• **TASK DETAILS**: Give the listing again exactly, omitting its images.

Excerpts from a figure dataset:
★ ★ ★ ★ ★

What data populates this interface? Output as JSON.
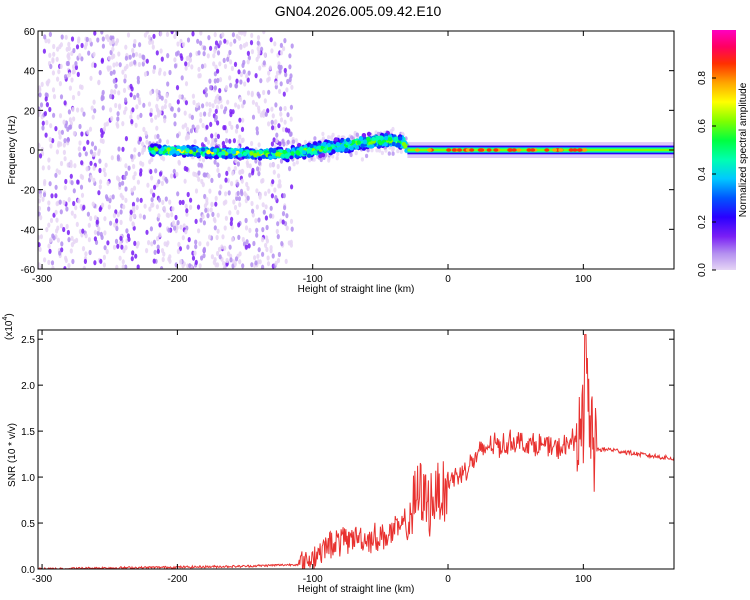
{
  "title": "GN04.2026.005.09.42.E10",
  "colors": {
    "snr_line": "#e8312f",
    "axis": "#000000"
  },
  "chart_data": [
    {
      "type": "heatmap",
      "xlabel": "Height of straight line (km)",
      "ylabel": "Frequency (Hz)",
      "xlim": [
        -303,
        167
      ],
      "ylim": [
        -60,
        60
      ],
      "xticks": [
        -300,
        -200,
        -100,
        0,
        100
      ],
      "xtick_labels": [
        "-300",
        "-200",
        "-100",
        "0",
        "100"
      ],
      "yticks": [
        -60,
        -40,
        -20,
        0,
        20,
        40,
        60
      ],
      "ytick_labels": [
        "-60",
        "-40",
        "-20",
        "0",
        "20",
        "40",
        "60"
      ],
      "colorbar": {
        "label": "Normalized spectral amplitude",
        "range": [
          0,
          1
        ],
        "ticks": [
          0,
          0.2,
          0.4,
          0.6,
          0.8
        ],
        "tick_labels": [
          "0.0",
          "0.2",
          "0.4",
          "0.6",
          "0.8"
        ],
        "colormap": [
          "#e6d5f5",
          "#b38ef0",
          "#7a1ff5",
          "#2a00ff",
          "#0055ff",
          "#00c8ff",
          "#00ffb0",
          "#00ff40",
          "#80ff00",
          "#ffff00",
          "#ffa500",
          "#ff3000",
          "#ff0060",
          "#ff00c0"
        ]
      },
      "band_centerline": {
        "x": [
          -215,
          -180,
          -140,
          -120,
          -100,
          -80,
          -60,
          -45,
          -33,
          -28,
          0,
          50,
          100,
          167
        ],
        "y": [
          0,
          -1,
          -2,
          -2,
          0,
          2,
          4,
          5,
          4,
          -1,
          0,
          0,
          0,
          0
        ]
      },
      "regions": [
        {
          "name": "diffuse noise",
          "x": [
            -303,
            -115
          ],
          "freq_range": [
            -60,
            60
          ]
        },
        {
          "name": "sparse noise",
          "x": [
            -115,
            -30
          ],
          "freq_range": [
            -14,
            14
          ]
        },
        {
          "name": "narrowband signal",
          "x": [
            -30,
            167
          ],
          "freq_range": [
            -4,
            4
          ]
        }
      ]
    },
    {
      "type": "line",
      "xlabel": "Height of straight line (km)",
      "ylabel": "SNR (10 * v/v)",
      "y_multiplier": "(x10",
      "y_exponent": "4",
      "xlim": [
        -303,
        167
      ],
      "ylim": [
        0,
        2.6
      ],
      "xticks": [
        -300,
        -200,
        -100,
        0,
        100
      ],
      "xtick_labels": [
        "-300",
        "-200",
        "-100",
        "0",
        "100"
      ],
      "yticks": [
        0,
        0.5,
        1.0,
        1.5,
        2.0,
        2.5
      ],
      "ytick_labels": [
        "0.0",
        "0.5",
        "1.0",
        "1.5",
        "2.0",
        "2.5"
      ],
      "series": [
        {
          "x": [
            -303,
            -260,
            -200,
            -150,
            -110,
            -100,
            -90,
            -80,
            -70,
            -60,
            -50,
            -40,
            -30,
            -25,
            -20,
            -15,
            -10,
            -5,
            0,
            10,
            20,
            30,
            40,
            50,
            60,
            70,
            80,
            90,
            95,
            100,
            103,
            105,
            108,
            110,
            120,
            140,
            167
          ],
          "y": [
            0.0,
            0.01,
            0.02,
            0.03,
            0.05,
            0.12,
            0.25,
            0.3,
            0.35,
            0.33,
            0.35,
            0.4,
            0.5,
            0.7,
            0.85,
            0.7,
            0.8,
            0.85,
            0.95,
            1.05,
            1.2,
            1.35,
            1.35,
            1.4,
            1.35,
            1.35,
            1.3,
            1.35,
            1.45,
            1.4,
            1.8,
            1.6,
            1.2,
            1.3,
            1.3,
            1.25,
            1.2
          ]
        }
      ]
    }
  ]
}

★ ★ ★ ★ ★

• **SOLUTION FOR THIS TASK**:
What data populates this interface? Output as JSON.
{
  "title": "GN04.2026.005.09.42.E10",
  "colors": {
    "snr_line": "#e8312f",
    "axis": "#000000"
  },
  "chart_data": [
    {
      "type": "heatmap",
      "xlabel": "Height of straight line (km)",
      "ylabel": "Frequency (Hz)",
      "xlim": [
        -303,
        167
      ],
      "ylim": [
        -60,
        60
      ],
      "xticks": [
        -300,
        -200,
        -100,
        0,
        100
      ],
      "xtick_labels": [
        "-300",
        "-200",
        "-100",
        "0",
        "100"
      ],
      "yticks": [
        -60,
        -40,
        -20,
        0,
        20,
        40,
        60
      ],
      "ytick_labels": [
        "-60",
        "-40",
        "-20",
        "0",
        "20",
        "40",
        "60"
      ],
      "colorbar": {
        "label": "Normalized spectral amplitude",
        "range": [
          0,
          1
        ],
        "ticks": [
          0,
          0.2,
          0.4,
          0.6,
          0.8
        ],
        "tick_labels": [
          "0.0",
          "0.2",
          "0.4",
          "0.6",
          "0.8"
        ],
        "colormap": [
          "#e6d5f5",
          "#b38ef0",
          "#7a1ff5",
          "#2a00ff",
          "#0055ff",
          "#00c8ff",
          "#00ffb0",
          "#00ff40",
          "#80ff00",
          "#ffff00",
          "#ffa500",
          "#ff3000",
          "#ff0060",
          "#ff00c0"
        ]
      },
      "band_centerline": {
        "x": [
          -215,
          -180,
          -140,
          -120,
          -100,
          -80,
          -60,
          -45,
          -33,
          -28,
          0,
          50,
          100,
          167
        ],
        "y": [
          0,
          -1,
          -2,
          -2,
          0,
          2,
          4,
          5,
          4,
          -1,
          0,
          0,
          0,
          0
        ]
      },
      "regions": [
        {
          "name": "diffuse noise",
          "x": [
            -303,
            -115
          ],
          "freq_range": [
            -60,
            60
          ]
        },
        {
          "name": "sparse noise",
          "x": [
            -115,
            -30
          ],
          "freq_range": [
            -14,
            14
          ]
        },
        {
          "name": "narrowband signal",
          "x": [
            -30,
            167
          ],
          "freq_range": [
            -4,
            4
          ]
        }
      ]
    },
    {
      "type": "line",
      "xlabel": "Height of straight line (km)",
      "ylabel": "SNR (10 * v/v)",
      "y_multiplier": "(x10",
      "y_exponent": "4",
      "xlim": [
        -303,
        167
      ],
      "ylim": [
        0,
        2.6
      ],
      "xticks": [
        -300,
        -200,
        -100,
        0,
        100
      ],
      "xtick_labels": [
        "-300",
        "-200",
        "-100",
        "0",
        "100"
      ],
      "yticks": [
        0,
        0.5,
        1.0,
        1.5,
        2.0,
        2.5
      ],
      "ytick_labels": [
        "0.0",
        "0.5",
        "1.0",
        "1.5",
        "2.0",
        "2.5"
      ],
      "series": [
        {
          "x": [
            -303,
            -260,
            -200,
            -150,
            -110,
            -100,
            -90,
            -80,
            -70,
            -60,
            -50,
            -40,
            -30,
            -25,
            -20,
            -15,
            -10,
            -5,
            0,
            10,
            20,
            30,
            40,
            50,
            60,
            70,
            80,
            90,
            95,
            100,
            103,
            105,
            108,
            110,
            120,
            140,
            167
          ],
          "y": [
            0.0,
            0.01,
            0.02,
            0.03,
            0.05,
            0.12,
            0.25,
            0.3,
            0.35,
            0.33,
            0.35,
            0.4,
            0.5,
            0.7,
            0.85,
            0.7,
            0.8,
            0.85,
            0.95,
            1.05,
            1.2,
            1.35,
            1.35,
            1.4,
            1.35,
            1.35,
            1.3,
            1.35,
            1.45,
            1.4,
            1.8,
            1.6,
            1.2,
            1.3,
            1.3,
            1.25,
            1.2
          ]
        }
      ]
    }
  ]
}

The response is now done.